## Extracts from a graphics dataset
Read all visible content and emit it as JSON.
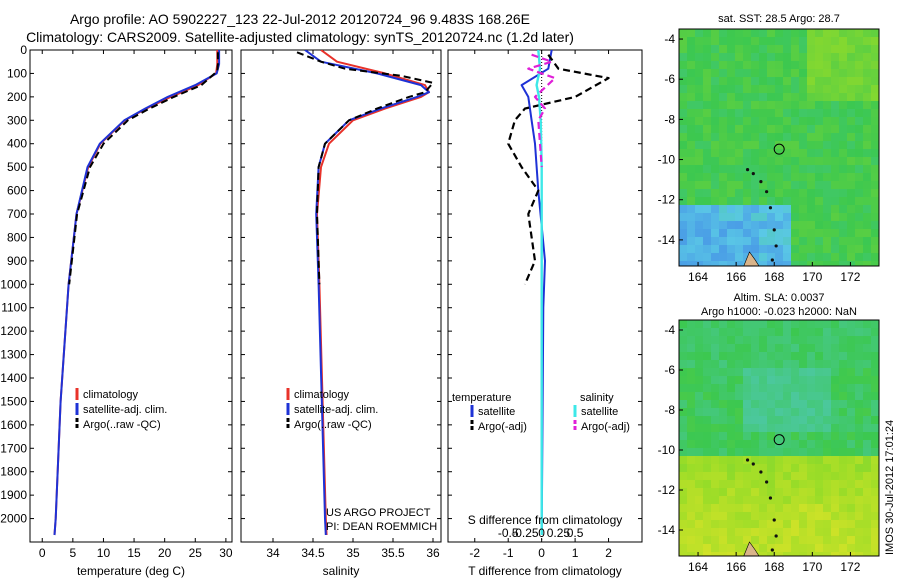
{
  "header": {
    "line1": "Argo profile: AO 5902227_123 22-Jul-2012 20120724_96 9.483S 168.26E",
    "line2": "Climatology: CARS2009. Satellite-adjusted climatology: synTS_20120724.nc (1.2d later)"
  },
  "credits": {
    "line1": "US ARGO PROJECT",
    "line2": "PI: DEAN ROEMMICH",
    "vertical": "IMOS 30-Jul-2012 17:01:24"
  },
  "colors": {
    "climatology": "#e8322a",
    "satellite": "#1e32d6",
    "argo": "#000000",
    "salinity_sat": "#3ee8e8",
    "salinity_argo": "#e020d8"
  },
  "chart_data": [
    {
      "type": "line",
      "panel": "temperature",
      "xlabel": "temperature (deg C)",
      "ylabel": "",
      "xlim": [
        -2,
        31
      ],
      "ylim": [
        2100,
        0
      ],
      "xticks": [
        0,
        5,
        10,
        15,
        20,
        25,
        30
      ],
      "yticks": [
        0,
        100,
        200,
        300,
        400,
        500,
        600,
        700,
        800,
        900,
        1000,
        1100,
        1200,
        1300,
        1400,
        1500,
        1600,
        1700,
        1800,
        1900,
        2000
      ],
      "legend": [
        "climatology",
        "satellite-adj. clim.",
        "Argo(..raw -QC)"
      ],
      "series": [
        {
          "name": "climatology",
          "depth": [
            0,
            60,
            100,
            150,
            200,
            250,
            300,
            400,
            500,
            700,
            1000,
            1500,
            2000,
            2070
          ],
          "values": [
            28.6,
            28.6,
            28.4,
            25.5,
            21.0,
            17.0,
            13.5,
            9.5,
            7.5,
            5.6,
            4.3,
            3.0,
            2.2,
            2.0
          ]
        },
        {
          "name": "satellite-adj. clim.",
          "depth": [
            0,
            60,
            100,
            150,
            200,
            250,
            300,
            400,
            500,
            700,
            1000,
            1500,
            2000,
            2070
          ],
          "values": [
            28.9,
            28.9,
            28.5,
            25.0,
            20.5,
            16.8,
            13.4,
            9.4,
            7.4,
            5.6,
            4.3,
            3.0,
            2.2,
            2.0
          ]
        },
        {
          "name": "Argo(..raw -QC)",
          "depth": [
            10,
            60,
            90,
            150,
            200,
            250,
            300,
            400,
            500,
            700,
            1000
          ],
          "values": [
            28.7,
            28.7,
            28.6,
            26.0,
            21.5,
            17.5,
            14.0,
            10.0,
            7.8,
            5.7,
            4.4
          ]
        }
      ]
    },
    {
      "type": "line",
      "panel": "salinity",
      "xlabel": "salinity",
      "xlim": [
        33.6,
        36.1
      ],
      "ylim": [
        2100,
        0
      ],
      "xticks": [
        34,
        34.5,
        35,
        35.5,
        36
      ],
      "legend": [
        "climatology",
        "satellite-adj. clim.",
        "Argo(..raw -QC)"
      ],
      "series": [
        {
          "name": "climatology",
          "depth": [
            0,
            50,
            100,
            150,
            180,
            200,
            250,
            300,
            400,
            500,
            700,
            1000,
            1500,
            2000,
            2070
          ],
          "values": [
            34.6,
            34.8,
            35.4,
            35.9,
            35.95,
            35.85,
            35.4,
            35.0,
            34.7,
            34.6,
            34.55,
            34.58,
            34.62,
            34.66,
            34.67
          ]
        },
        {
          "name": "satellite-adj. clim.",
          "depth": [
            0,
            50,
            100,
            150,
            180,
            200,
            250,
            300,
            400,
            500,
            700,
            1000,
            1500,
            2000,
            2070
          ],
          "values": [
            34.4,
            34.6,
            35.3,
            35.85,
            35.95,
            35.8,
            35.35,
            34.95,
            34.65,
            34.57,
            34.54,
            34.57,
            34.61,
            34.65,
            34.66
          ]
        },
        {
          "name": "Argo(..raw -QC)",
          "depth": [
            10,
            50,
            80,
            110,
            140,
            160,
            180,
            200,
            250,
            300,
            400,
            500,
            700,
            1000
          ],
          "values": [
            34.3,
            34.6,
            34.9,
            35.6,
            36.0,
            35.95,
            35.9,
            35.7,
            35.3,
            34.95,
            34.65,
            34.57,
            34.55,
            34.58
          ]
        }
      ]
    },
    {
      "type": "line",
      "panel": "difference",
      "xlabel_top": "S difference from climatology",
      "xlabel": "T difference from climatology",
      "xlim": [
        -2.8,
        3.0
      ],
      "ylim": [
        2100,
        0
      ],
      "xticks": [
        -2,
        -1,
        0,
        1,
        2
      ],
      "xticks_top": [
        "-0.5",
        "-0.25",
        "0",
        "0.25",
        "0.5"
      ],
      "legend": [
        "temperature",
        "satellite",
        "Argo(-adj)",
        "salinity",
        "satellite",
        "Argo(-adj)"
      ],
      "series": [
        {
          "name": "temperature satellite",
          "depth": [
            0,
            80,
            150,
            200,
            300,
            400,
            600,
            900,
            1100,
            2070
          ],
          "values": [
            0.3,
            0.2,
            -0.6,
            -0.4,
            -0.3,
            -0.2,
            -0.1,
            0.1,
            0.05,
            0.0
          ]
        },
        {
          "name": "temperature Argo(-adj)",
          "depth": [
            20,
            80,
            120,
            200,
            250,
            300,
            400,
            500,
            600,
            700,
            900,
            1000
          ],
          "values": [
            0.2,
            0.5,
            2.0,
            1.0,
            -0.5,
            -0.8,
            -1.0,
            -0.6,
            -0.1,
            -0.4,
            -0.2,
            -0.5
          ]
        },
        {
          "name": "salinity satellite",
          "depth": [
            0,
            80,
            150,
            200,
            300,
            500,
            1000,
            2070
          ],
          "values": [
            -0.1,
            -0.05,
            -0.15,
            -0.08,
            -0.03,
            0.0,
            0.0,
            0.0
          ]
        },
        {
          "name": "salinity Argo(-adj)",
          "depth": [
            20,
            50,
            80,
            120,
            160,
            200,
            250,
            300,
            400,
            500
          ],
          "values": [
            -0.3,
            0.3,
            -0.4,
            0.4,
            0.1,
            -0.2,
            0.1,
            -0.1,
            -0.05,
            0.0
          ]
        }
      ]
    },
    {
      "type": "heatmap",
      "panel": "sst_map",
      "title": "sat. SST: 28.5 Argo: 28.7",
      "xlim": [
        163,
        173.5
      ],
      "ylim": [
        -15.3,
        -3.5
      ],
      "xticks": [
        164,
        166,
        168,
        170,
        172
      ],
      "yticks": [
        -4,
        -6,
        -8,
        -10,
        -12,
        -14
      ],
      "profile_location": [
        168.26,
        -9.483
      ]
    },
    {
      "type": "heatmap",
      "panel": "sla_map",
      "title": "Altim. SLA: 0.0037",
      "subtitle": "Argo h1000: -0.023 h2000: NaN",
      "xlim": [
        163,
        173.5
      ],
      "ylim": [
        -15.3,
        -3.5
      ],
      "xticks": [
        164,
        166,
        168,
        170,
        172
      ],
      "yticks": [
        -4,
        -6,
        -8,
        -10,
        -12,
        -14
      ],
      "profile_location": [
        168.26,
        -9.483
      ]
    }
  ]
}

## Stated problem
What comes back should match the records exactly, minus any pictures.

## Response below
Read all visible content and emit it as JSON.
{
  "header": {
    "line1": "Argo profile: AO 5902227_123 22-Jul-2012 20120724_96 9.483S 168.26E",
    "line2": "Climatology: CARS2009. Satellite-adjusted climatology: synTS_20120724.nc (1.2d later)"
  },
  "credits": {
    "line1": "US ARGO PROJECT",
    "line2": "PI: DEAN ROEMMICH",
    "vertical": "IMOS 30-Jul-2012 17:01:24"
  },
  "colors": {
    "climatology": "#e8322a",
    "satellite": "#1e32d6",
    "argo": "#000000",
    "salinity_sat": "#3ee8e8",
    "salinity_argo": "#e020d8"
  },
  "chart_data": [
    {
      "type": "line",
      "panel": "temperature",
      "xlabel": "temperature (deg C)",
      "ylabel": "",
      "xlim": [
        -2,
        31
      ],
      "ylim": [
        2100,
        0
      ],
      "xticks": [
        0,
        5,
        10,
        15,
        20,
        25,
        30
      ],
      "yticks": [
        0,
        100,
        200,
        300,
        400,
        500,
        600,
        700,
        800,
        900,
        1000,
        1100,
        1200,
        1300,
        1400,
        1500,
        1600,
        1700,
        1800,
        1900,
        2000
      ],
      "legend": [
        "climatology",
        "satellite-adj. clim.",
        "Argo(..raw -QC)"
      ],
      "series": [
        {
          "name": "climatology",
          "depth": [
            0,
            60,
            100,
            150,
            200,
            250,
            300,
            400,
            500,
            700,
            1000,
            1500,
            2000,
            2070
          ],
          "values": [
            28.6,
            28.6,
            28.4,
            25.5,
            21.0,
            17.0,
            13.5,
            9.5,
            7.5,
            5.6,
            4.3,
            3.0,
            2.2,
            2.0
          ]
        },
        {
          "name": "satellite-adj. clim.",
          "depth": [
            0,
            60,
            100,
            150,
            200,
            250,
            300,
            400,
            500,
            700,
            1000,
            1500,
            2000,
            2070
          ],
          "values": [
            28.9,
            28.9,
            28.5,
            25.0,
            20.5,
            16.8,
            13.4,
            9.4,
            7.4,
            5.6,
            4.3,
            3.0,
            2.2,
            2.0
          ]
        },
        {
          "name": "Argo(..raw -QC)",
          "depth": [
            10,
            60,
            90,
            150,
            200,
            250,
            300,
            400,
            500,
            700,
            1000
          ],
          "values": [
            28.7,
            28.7,
            28.6,
            26.0,
            21.5,
            17.5,
            14.0,
            10.0,
            7.8,
            5.7,
            4.4
          ]
        }
      ]
    },
    {
      "type": "line",
      "panel": "salinity",
      "xlabel": "salinity",
      "xlim": [
        33.6,
        36.1
      ],
      "ylim": [
        2100,
        0
      ],
      "xticks": [
        34,
        34.5,
        35,
        35.5,
        36
      ],
      "legend": [
        "climatology",
        "satellite-adj. clim.",
        "Argo(..raw -QC)"
      ],
      "series": [
        {
          "name": "climatology",
          "depth": [
            0,
            50,
            100,
            150,
            180,
            200,
            250,
            300,
            400,
            500,
            700,
            1000,
            1500,
            2000,
            2070
          ],
          "values": [
            34.6,
            34.8,
            35.4,
            35.9,
            35.95,
            35.85,
            35.4,
            35.0,
            34.7,
            34.6,
            34.55,
            34.58,
            34.62,
            34.66,
            34.67
          ]
        },
        {
          "name": "satellite-adj. clim.",
          "depth": [
            0,
            50,
            100,
            150,
            180,
            200,
            250,
            300,
            400,
            500,
            700,
            1000,
            1500,
            2000,
            2070
          ],
          "values": [
            34.4,
            34.6,
            35.3,
            35.85,
            35.95,
            35.8,
            35.35,
            34.95,
            34.65,
            34.57,
            34.54,
            34.57,
            34.61,
            34.65,
            34.66
          ]
        },
        {
          "name": "Argo(..raw -QC)",
          "depth": [
            10,
            50,
            80,
            110,
            140,
            160,
            180,
            200,
            250,
            300,
            400,
            500,
            700,
            1000
          ],
          "values": [
            34.3,
            34.6,
            34.9,
            35.6,
            36.0,
            35.95,
            35.9,
            35.7,
            35.3,
            34.95,
            34.65,
            34.57,
            34.55,
            34.58
          ]
        }
      ]
    },
    {
      "type": "line",
      "panel": "difference",
      "xlabel_top": "S difference from climatology",
      "xlabel": "T difference from climatology",
      "xlim": [
        -2.8,
        3.0
      ],
      "ylim": [
        2100,
        0
      ],
      "xticks": [
        -2,
        -1,
        0,
        1,
        2
      ],
      "xticks_top": [
        "-0.5",
        "-0.25",
        "0",
        "0.25",
        "0.5"
      ],
      "legend": [
        "temperature",
        "satellite",
        "Argo(-adj)",
        "salinity",
        "satellite",
        "Argo(-adj)"
      ],
      "series": [
        {
          "name": "temperature satellite",
          "depth": [
            0,
            80,
            150,
            200,
            300,
            400,
            600,
            900,
            1100,
            2070
          ],
          "values": [
            0.3,
            0.2,
            -0.6,
            -0.4,
            -0.3,
            -0.2,
            -0.1,
            0.1,
            0.05,
            0.0
          ]
        },
        {
          "name": "temperature Argo(-adj)",
          "depth": [
            20,
            80,
            120,
            200,
            250,
            300,
            400,
            500,
            600,
            700,
            900,
            1000
          ],
          "values": [
            0.2,
            0.5,
            2.0,
            1.0,
            -0.5,
            -0.8,
            -1.0,
            -0.6,
            -0.1,
            -0.4,
            -0.2,
            -0.5
          ]
        },
        {
          "name": "salinity satellite",
          "depth": [
            0,
            80,
            150,
            200,
            300,
            500,
            1000,
            2070
          ],
          "values": [
            -0.1,
            -0.05,
            -0.15,
            -0.08,
            -0.03,
            0.0,
            0.0,
            0.0
          ]
        },
        {
          "name": "salinity Argo(-adj)",
          "depth": [
            20,
            50,
            80,
            120,
            160,
            200,
            250,
            300,
            400,
            500
          ],
          "values": [
            -0.3,
            0.3,
            -0.4,
            0.4,
            0.1,
            -0.2,
            0.1,
            -0.1,
            -0.05,
            0.0
          ]
        }
      ]
    },
    {
      "type": "heatmap",
      "panel": "sst_map",
      "title": "sat. SST: 28.5 Argo: 28.7",
      "xlim": [
        163,
        173.5
      ],
      "ylim": [
        -15.3,
        -3.5
      ],
      "xticks": [
        164,
        166,
        168,
        170,
        172
      ],
      "yticks": [
        -4,
        -6,
        -8,
        -10,
        -12,
        -14
      ],
      "profile_location": [
        168.26,
        -9.483
      ]
    },
    {
      "type": "heatmap",
      "panel": "sla_map",
      "title": "Altim. SLA: 0.0037",
      "subtitle": "Argo h1000: -0.023 h2000: NaN",
      "xlim": [
        163,
        173.5
      ],
      "ylim": [
        -15.3,
        -3.5
      ],
      "xticks": [
        164,
        166,
        168,
        170,
        172
      ],
      "yticks": [
        -4,
        -6,
        -8,
        -10,
        -12,
        -14
      ],
      "profile_location": [
        168.26,
        -9.483
      ]
    }
  ]
}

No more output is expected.